What you will do:
Extract all of the entries and set them down verbatim.

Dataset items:

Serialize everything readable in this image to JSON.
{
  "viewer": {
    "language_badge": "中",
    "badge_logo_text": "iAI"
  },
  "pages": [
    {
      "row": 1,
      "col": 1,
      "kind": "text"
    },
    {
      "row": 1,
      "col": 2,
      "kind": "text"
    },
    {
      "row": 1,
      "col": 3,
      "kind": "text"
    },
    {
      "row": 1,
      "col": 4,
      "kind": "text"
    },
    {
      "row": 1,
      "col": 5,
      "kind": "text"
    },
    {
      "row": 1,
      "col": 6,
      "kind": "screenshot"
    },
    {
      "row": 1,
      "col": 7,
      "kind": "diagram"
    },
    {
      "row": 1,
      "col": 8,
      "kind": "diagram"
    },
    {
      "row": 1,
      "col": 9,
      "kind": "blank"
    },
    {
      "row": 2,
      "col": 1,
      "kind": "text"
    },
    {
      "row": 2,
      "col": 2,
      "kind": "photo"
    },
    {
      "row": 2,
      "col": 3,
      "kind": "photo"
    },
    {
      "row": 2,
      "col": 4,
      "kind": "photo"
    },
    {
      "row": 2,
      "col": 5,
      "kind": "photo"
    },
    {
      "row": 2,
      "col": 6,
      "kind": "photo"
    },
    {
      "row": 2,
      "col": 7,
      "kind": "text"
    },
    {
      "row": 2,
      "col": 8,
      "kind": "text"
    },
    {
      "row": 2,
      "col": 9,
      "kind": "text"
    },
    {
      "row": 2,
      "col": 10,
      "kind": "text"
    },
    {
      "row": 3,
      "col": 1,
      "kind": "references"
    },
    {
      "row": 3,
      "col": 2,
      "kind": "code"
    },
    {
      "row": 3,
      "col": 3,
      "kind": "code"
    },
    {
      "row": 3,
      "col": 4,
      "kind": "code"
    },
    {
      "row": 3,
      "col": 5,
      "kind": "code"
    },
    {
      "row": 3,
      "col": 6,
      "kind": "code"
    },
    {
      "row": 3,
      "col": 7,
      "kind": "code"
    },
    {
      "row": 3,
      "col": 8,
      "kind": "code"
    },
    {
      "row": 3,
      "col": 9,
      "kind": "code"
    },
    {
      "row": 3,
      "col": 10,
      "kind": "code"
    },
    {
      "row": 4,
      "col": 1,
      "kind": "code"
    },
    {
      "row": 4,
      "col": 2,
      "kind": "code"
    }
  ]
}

Written answer:
Serialize everything readable in this image to JSON.
{
  "viewer": {
    "language_badge": "中",
    "badge_logo_text": "iAI"
  },
  "pages": [
    {
      "row": 1,
      "col": 1,
      "kind": "text"
    },
    {
      "row": 1,
      "col": 2,
      "kind": "text"
    },
    {
      "row": 1,
      "col": 3,
      "kind": "text"
    },
    {
      "row": 1,
      "col": 4,
      "kind": "text"
    },
    {
      "row": 1,
      "col": 5,
      "kind": "text"
    },
    {
      "row": 1,
      "col": 6,
      "kind": "screenshot"
    },
    {
      "row": 1,
      "col": 7,
      "kind": "diagram"
    },
    {
      "row": 1,
      "col": 8,
      "kind": "diagram"
    },
    {
      "row": 1,
      "col": 9,
      "kind": "blank"
    },
    {
      "row": 2,
      "col": 1,
      "kind": "text"
    },
    {
      "row": 2,
      "col": 2,
      "kind": "photo"
    },
    {
      "row": 2,
      "col": 3,
      "kind": "photo"
    },
    {
      "row": 2,
      "col": 4,
      "kind": "photo"
    },
    {
      "row": 2,
      "col": 5,
      "kind": "photo"
    },
    {
      "row": 2,
      "col": 6,
      "kind": "photo"
    },
    {
      "row": 2,
      "col": 7,
      "kind": "text"
    },
    {
      "row": 2,
      "col": 8,
      "kind": "text"
    },
    {
      "row": 2,
      "col": 9,
      "kind": "text"
    },
    {
      "row": 2,
      "col": 10,
      "kind": "text"
    },
    {
      "row": 3,
      "col": 1,
      "kind": "references"
    },
    {
      "row": 3,
      "col": 2,
      "kind": "code"
    },
    {
      "row": 3,
      "col": 3,
      "kind": "code"
    },
    {
      "row": 3,
      "col": 4,
      "kind": "code"
    },
    {
      "row": 3,
      "col": 5,
      "kind": "code"
    },
    {
      "row": 3,
      "col": 6,
      "kind": "code"
    },
    {
      "row": 3,
      "col": 7,
      "kind": "code"
    },
    {
      "row": 3,
      "col": 8,
      "kind": "code"
    },
    {
      "row": 3,
      "col": 9,
      "kind": "code"
    },
    {
      "row": 3,
      "col": 10,
      "kind": "code"
    },
    {
      "row": 4,
      "col": 1,
      "kind": "code"
    },
    {
      "row": 4,
      "col": 2,
      "kind": "code"
    }
  ]
}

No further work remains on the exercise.